Extracted records:
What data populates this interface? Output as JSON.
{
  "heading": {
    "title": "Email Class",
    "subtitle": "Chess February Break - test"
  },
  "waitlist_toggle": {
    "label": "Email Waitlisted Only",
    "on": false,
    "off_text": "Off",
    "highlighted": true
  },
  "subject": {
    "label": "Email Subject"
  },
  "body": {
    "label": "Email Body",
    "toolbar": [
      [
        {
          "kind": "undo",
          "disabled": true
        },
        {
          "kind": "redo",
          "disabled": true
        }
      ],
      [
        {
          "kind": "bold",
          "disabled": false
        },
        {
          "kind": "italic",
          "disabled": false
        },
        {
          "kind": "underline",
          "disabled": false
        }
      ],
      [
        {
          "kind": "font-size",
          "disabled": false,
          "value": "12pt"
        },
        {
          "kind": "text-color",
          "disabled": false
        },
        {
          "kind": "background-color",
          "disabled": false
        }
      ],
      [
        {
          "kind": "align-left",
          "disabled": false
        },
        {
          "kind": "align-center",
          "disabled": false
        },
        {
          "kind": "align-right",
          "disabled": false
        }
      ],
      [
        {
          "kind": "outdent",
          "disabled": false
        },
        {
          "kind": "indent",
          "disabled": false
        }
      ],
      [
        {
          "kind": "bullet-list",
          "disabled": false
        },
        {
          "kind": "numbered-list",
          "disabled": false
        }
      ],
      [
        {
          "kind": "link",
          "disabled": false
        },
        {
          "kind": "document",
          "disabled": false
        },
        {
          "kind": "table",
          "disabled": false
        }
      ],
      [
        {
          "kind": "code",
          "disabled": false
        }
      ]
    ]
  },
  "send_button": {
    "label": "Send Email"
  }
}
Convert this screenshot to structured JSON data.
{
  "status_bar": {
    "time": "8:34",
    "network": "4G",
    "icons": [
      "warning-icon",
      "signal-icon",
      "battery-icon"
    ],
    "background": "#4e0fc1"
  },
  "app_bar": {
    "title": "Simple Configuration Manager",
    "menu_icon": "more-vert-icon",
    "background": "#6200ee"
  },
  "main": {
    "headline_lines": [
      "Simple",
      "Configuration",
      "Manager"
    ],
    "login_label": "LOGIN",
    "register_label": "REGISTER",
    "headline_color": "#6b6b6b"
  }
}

## What you should do
Copy each line exactly, from the line containing "Convert this screenshot" down to the last line of the material, and no other lines.

## Response to the exercise
Convert this screenshot to structured JSON data.
{
  "status_bar": {
    "time": "8:34",
    "network": "4G",
    "icons": [
      "warning-icon",
      "signal-icon",
      "battery-icon"
    ],
    "background": "#4e0fc1"
  },
  "app_bar": {
    "title": "Simple Configuration Manager",
    "menu_icon": "more-vert-icon",
    "background": "#6200ee"
  },
  "main": {
    "headline_lines": [
      "Simple",
      "Configuration",
      "Manager"
    ],
    "login_label": "LOGIN",
    "register_label": "REGISTER",
    "headline_color": "#6b6b6b"
  }
}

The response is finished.